-------- Entries
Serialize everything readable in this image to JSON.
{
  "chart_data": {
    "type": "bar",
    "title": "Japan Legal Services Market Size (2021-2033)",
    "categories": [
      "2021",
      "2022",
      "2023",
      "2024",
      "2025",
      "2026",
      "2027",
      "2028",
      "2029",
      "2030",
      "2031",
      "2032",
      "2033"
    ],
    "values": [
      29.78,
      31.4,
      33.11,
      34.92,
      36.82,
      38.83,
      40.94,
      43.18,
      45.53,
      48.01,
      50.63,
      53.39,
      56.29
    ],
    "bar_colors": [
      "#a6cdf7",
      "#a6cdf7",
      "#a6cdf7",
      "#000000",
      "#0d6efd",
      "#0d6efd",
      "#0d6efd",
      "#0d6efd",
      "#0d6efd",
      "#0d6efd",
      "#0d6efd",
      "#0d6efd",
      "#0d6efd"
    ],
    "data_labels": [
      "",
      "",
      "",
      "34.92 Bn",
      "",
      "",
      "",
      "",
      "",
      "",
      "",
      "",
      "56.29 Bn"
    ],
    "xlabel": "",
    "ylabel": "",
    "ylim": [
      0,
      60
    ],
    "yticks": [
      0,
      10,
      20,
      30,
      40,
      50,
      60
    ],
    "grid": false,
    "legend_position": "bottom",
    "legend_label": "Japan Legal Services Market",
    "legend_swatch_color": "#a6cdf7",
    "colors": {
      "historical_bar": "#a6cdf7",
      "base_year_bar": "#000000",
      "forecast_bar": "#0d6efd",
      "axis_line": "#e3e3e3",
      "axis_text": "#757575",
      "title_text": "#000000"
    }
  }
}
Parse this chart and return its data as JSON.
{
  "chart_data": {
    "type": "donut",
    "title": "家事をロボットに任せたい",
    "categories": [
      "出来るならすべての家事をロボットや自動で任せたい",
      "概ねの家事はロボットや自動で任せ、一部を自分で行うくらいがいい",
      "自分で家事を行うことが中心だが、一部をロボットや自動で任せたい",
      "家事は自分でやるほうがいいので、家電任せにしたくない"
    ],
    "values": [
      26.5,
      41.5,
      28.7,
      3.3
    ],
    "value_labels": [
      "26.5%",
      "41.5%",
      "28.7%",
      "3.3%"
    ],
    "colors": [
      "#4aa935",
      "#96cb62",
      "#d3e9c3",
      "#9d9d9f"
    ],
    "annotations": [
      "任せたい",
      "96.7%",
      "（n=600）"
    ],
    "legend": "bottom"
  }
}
----------------
[What the task requires]
Write down only the number of lines that contain the string "bottom" in the listing.

[The result]
2